Which lines hold the word "colors"? Copy each of them from the material.

------------------------------------------------------------

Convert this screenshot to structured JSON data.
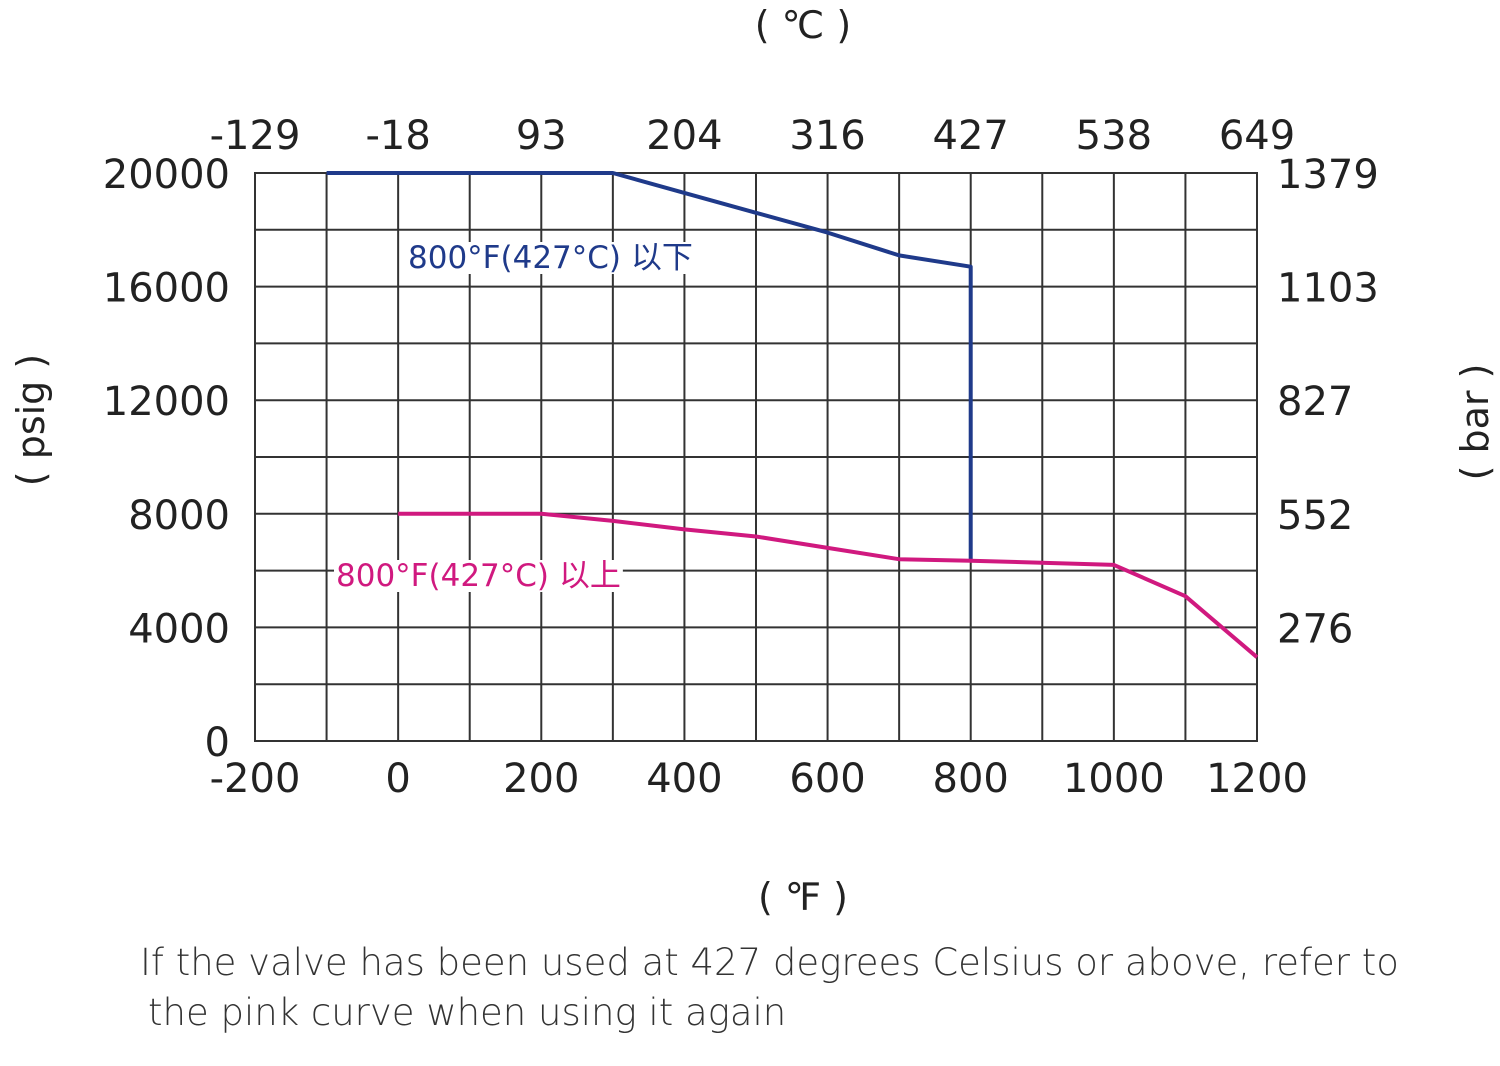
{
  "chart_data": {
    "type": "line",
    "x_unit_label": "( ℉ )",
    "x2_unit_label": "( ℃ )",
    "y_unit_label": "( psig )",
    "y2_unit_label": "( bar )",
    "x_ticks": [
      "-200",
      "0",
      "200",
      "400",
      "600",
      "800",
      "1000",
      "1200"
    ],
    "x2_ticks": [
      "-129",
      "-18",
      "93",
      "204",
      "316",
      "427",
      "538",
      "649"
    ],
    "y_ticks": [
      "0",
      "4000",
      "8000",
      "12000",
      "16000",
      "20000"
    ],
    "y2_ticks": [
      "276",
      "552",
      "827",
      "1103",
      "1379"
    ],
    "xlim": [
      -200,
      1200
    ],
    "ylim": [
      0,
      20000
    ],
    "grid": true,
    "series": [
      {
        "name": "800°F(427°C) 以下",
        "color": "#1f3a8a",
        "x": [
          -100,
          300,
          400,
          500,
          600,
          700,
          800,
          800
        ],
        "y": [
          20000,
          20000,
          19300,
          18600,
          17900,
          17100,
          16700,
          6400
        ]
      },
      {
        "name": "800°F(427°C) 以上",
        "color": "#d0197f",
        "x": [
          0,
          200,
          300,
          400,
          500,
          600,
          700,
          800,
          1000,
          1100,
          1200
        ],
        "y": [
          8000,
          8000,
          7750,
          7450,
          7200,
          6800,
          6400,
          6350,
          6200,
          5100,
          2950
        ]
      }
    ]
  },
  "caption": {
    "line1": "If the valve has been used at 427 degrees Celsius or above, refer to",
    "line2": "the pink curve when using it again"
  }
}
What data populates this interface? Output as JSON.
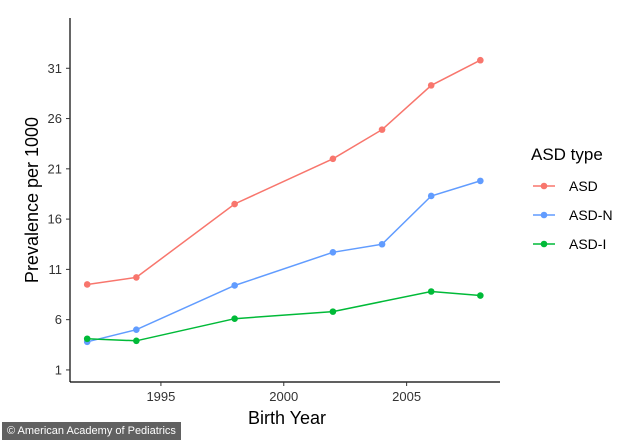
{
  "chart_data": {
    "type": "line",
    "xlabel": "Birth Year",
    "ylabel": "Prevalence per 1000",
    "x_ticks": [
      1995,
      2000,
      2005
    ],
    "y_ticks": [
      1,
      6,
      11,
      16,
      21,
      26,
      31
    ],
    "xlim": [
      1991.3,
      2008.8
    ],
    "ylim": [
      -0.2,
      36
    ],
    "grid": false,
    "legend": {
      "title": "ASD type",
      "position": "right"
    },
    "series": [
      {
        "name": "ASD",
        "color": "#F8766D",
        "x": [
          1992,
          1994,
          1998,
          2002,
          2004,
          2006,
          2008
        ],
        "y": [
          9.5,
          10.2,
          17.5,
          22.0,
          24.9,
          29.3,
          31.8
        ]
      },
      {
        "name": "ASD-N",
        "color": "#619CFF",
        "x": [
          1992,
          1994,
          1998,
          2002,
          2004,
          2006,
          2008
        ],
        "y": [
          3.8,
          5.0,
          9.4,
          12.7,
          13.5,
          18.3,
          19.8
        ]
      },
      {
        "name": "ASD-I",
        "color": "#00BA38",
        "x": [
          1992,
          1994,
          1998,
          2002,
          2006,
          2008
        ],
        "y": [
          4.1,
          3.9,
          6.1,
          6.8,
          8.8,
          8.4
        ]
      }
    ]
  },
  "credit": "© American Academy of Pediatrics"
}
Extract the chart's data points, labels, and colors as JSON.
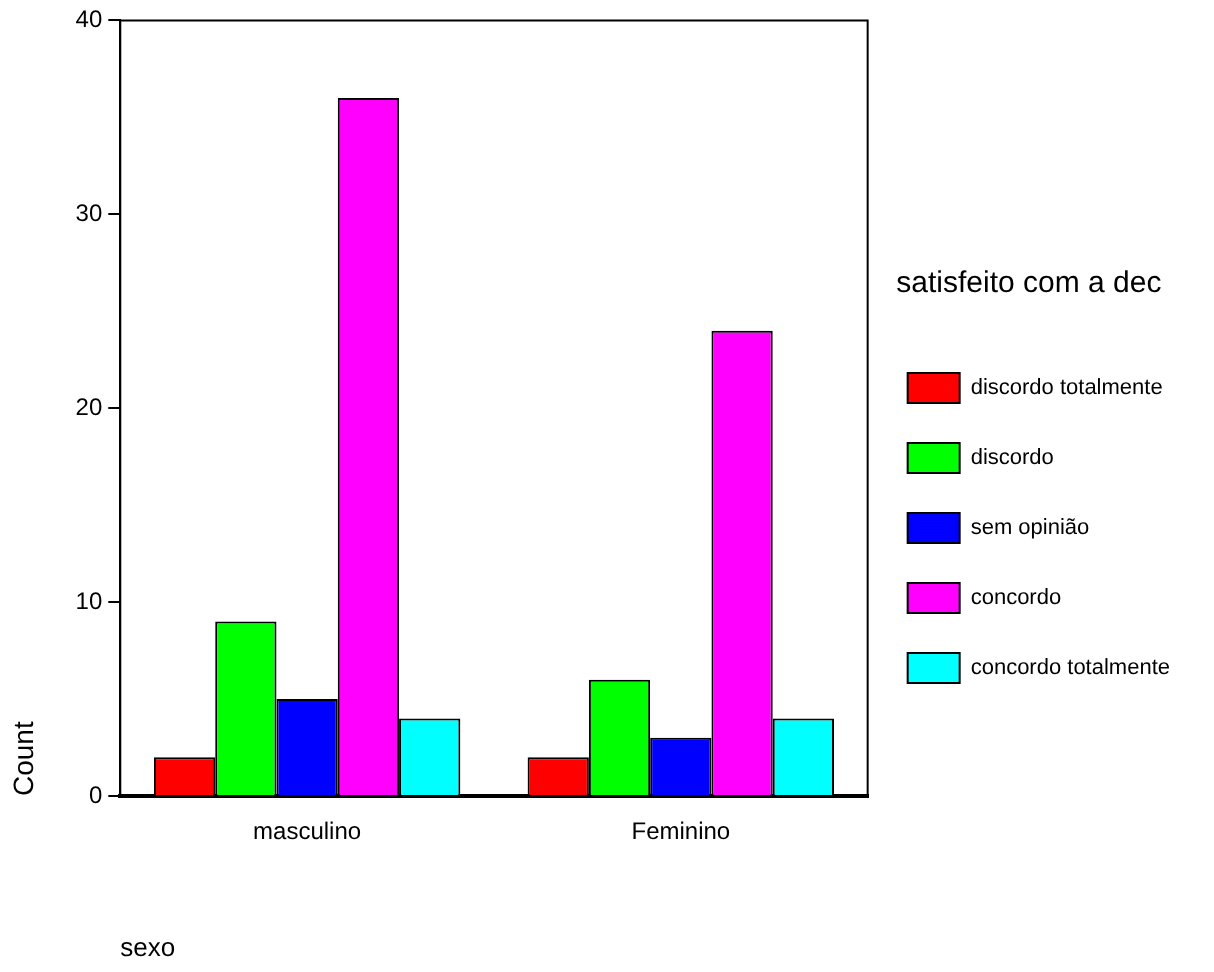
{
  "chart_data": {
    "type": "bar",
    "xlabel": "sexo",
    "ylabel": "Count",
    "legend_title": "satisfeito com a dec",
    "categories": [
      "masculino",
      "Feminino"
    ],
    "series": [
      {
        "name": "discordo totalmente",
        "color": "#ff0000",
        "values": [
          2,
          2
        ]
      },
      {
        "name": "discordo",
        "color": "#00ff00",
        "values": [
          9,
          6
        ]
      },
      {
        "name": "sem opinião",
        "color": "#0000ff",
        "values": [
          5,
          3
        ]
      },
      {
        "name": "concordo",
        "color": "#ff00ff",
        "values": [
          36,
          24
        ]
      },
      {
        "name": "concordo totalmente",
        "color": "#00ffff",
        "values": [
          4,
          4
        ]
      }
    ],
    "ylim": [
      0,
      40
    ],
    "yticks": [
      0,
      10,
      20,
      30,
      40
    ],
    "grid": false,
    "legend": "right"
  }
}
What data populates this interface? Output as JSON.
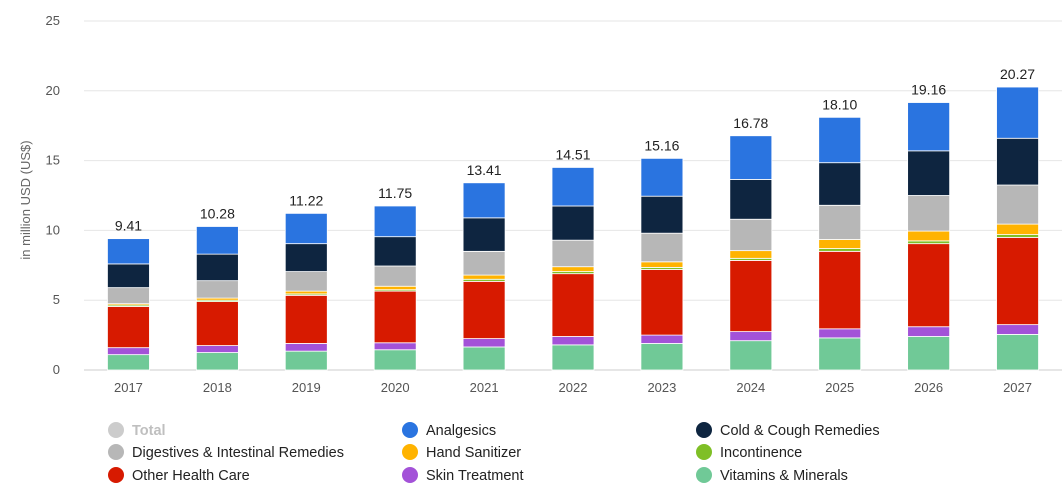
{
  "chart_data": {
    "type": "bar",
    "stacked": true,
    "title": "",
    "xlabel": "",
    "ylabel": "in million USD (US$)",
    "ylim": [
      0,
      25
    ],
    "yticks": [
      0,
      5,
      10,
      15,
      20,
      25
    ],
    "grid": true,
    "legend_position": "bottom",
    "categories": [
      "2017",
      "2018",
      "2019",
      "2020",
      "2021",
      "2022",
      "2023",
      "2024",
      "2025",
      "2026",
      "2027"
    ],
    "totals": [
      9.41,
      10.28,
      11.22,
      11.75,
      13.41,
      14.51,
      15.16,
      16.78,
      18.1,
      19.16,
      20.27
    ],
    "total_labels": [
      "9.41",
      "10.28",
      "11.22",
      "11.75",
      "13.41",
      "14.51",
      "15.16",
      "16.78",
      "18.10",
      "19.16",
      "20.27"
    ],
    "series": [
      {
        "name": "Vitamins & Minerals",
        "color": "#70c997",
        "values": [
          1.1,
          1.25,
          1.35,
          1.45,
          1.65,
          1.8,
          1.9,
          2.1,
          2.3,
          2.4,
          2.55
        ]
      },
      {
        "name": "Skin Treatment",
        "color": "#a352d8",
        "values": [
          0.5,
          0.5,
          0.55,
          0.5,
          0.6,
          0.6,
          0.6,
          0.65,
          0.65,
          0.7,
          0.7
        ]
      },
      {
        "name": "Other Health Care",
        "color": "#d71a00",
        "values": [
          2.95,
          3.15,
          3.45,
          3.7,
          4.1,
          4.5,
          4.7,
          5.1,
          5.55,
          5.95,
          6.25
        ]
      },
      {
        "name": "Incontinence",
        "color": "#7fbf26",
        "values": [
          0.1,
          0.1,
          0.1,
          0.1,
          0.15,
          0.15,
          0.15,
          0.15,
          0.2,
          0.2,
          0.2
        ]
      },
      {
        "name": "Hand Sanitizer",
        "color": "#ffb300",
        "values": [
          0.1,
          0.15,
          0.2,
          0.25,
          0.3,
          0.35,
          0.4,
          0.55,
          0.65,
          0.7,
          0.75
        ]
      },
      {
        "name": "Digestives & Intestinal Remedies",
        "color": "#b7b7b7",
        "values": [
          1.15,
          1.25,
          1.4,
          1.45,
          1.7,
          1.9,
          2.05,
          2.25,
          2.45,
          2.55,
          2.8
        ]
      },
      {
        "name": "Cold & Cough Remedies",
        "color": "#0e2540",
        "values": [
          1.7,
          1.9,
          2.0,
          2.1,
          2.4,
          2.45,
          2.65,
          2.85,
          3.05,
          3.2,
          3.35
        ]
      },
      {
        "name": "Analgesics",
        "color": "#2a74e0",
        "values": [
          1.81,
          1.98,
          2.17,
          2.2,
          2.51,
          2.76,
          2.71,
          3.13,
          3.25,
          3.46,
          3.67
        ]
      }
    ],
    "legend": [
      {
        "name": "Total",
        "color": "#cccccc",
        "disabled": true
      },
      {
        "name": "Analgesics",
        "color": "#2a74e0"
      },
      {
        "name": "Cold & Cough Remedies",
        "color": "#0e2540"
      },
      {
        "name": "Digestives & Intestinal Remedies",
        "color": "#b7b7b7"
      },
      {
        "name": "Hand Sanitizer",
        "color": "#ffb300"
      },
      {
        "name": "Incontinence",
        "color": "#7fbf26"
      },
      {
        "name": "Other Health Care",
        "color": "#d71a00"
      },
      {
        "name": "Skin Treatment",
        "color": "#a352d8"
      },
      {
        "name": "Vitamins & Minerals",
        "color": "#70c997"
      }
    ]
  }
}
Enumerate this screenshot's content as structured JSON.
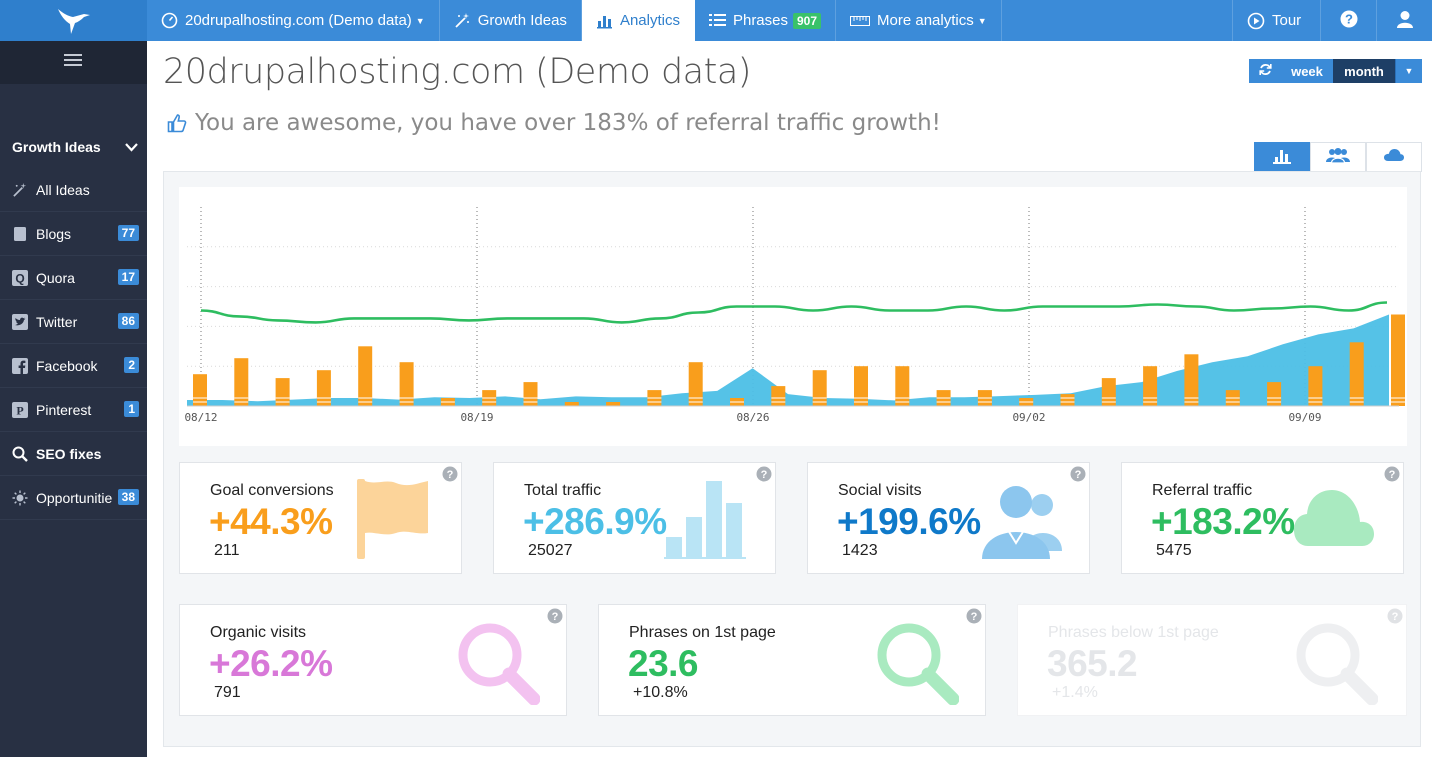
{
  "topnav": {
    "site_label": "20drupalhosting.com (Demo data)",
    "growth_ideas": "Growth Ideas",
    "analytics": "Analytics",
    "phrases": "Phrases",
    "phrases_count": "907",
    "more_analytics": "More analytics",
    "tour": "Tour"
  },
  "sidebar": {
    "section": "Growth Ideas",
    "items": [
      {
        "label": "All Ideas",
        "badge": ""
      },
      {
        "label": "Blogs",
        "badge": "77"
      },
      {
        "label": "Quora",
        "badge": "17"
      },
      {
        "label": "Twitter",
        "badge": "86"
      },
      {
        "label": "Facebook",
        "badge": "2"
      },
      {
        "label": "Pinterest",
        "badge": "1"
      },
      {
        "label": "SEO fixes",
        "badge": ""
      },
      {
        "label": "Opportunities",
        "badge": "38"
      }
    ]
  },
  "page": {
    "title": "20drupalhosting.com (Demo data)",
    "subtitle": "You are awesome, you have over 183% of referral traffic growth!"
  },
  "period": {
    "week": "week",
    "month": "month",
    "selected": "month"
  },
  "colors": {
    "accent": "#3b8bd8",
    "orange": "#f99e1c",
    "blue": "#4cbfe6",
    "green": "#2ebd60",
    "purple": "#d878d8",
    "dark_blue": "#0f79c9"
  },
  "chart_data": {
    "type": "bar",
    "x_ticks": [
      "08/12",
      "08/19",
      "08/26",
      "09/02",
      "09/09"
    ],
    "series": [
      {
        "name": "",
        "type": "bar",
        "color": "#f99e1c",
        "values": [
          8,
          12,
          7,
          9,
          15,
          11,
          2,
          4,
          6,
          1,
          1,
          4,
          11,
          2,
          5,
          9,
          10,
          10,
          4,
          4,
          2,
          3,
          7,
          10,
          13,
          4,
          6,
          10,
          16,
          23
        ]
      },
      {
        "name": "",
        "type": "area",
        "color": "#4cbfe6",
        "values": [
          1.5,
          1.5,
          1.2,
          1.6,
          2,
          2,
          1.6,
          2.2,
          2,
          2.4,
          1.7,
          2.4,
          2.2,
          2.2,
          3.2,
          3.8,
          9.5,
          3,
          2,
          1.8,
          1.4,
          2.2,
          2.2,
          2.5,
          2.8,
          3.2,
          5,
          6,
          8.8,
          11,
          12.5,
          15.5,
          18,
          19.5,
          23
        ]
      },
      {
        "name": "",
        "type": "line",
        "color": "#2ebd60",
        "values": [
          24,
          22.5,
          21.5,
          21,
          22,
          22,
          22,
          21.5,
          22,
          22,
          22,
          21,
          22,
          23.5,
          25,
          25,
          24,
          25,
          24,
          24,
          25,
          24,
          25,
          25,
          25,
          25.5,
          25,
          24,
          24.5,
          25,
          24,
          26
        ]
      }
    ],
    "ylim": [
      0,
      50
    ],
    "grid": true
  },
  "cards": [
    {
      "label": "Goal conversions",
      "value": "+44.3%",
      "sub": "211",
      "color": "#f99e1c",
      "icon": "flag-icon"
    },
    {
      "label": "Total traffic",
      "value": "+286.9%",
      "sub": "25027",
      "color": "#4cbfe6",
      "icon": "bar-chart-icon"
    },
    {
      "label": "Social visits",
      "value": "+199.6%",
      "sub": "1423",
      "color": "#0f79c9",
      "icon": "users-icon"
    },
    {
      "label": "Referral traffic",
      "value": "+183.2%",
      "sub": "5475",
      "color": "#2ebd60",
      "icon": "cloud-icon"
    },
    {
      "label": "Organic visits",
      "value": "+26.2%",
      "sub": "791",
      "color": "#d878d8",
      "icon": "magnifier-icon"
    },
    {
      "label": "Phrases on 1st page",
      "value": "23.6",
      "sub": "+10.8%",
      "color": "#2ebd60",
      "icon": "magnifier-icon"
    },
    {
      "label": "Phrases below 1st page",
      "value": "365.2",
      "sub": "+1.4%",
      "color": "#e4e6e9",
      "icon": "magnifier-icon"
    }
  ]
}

------------------------------------------------------------

The solution
Extract the chart's data points, labels, and colors as JSON.
  "colors": {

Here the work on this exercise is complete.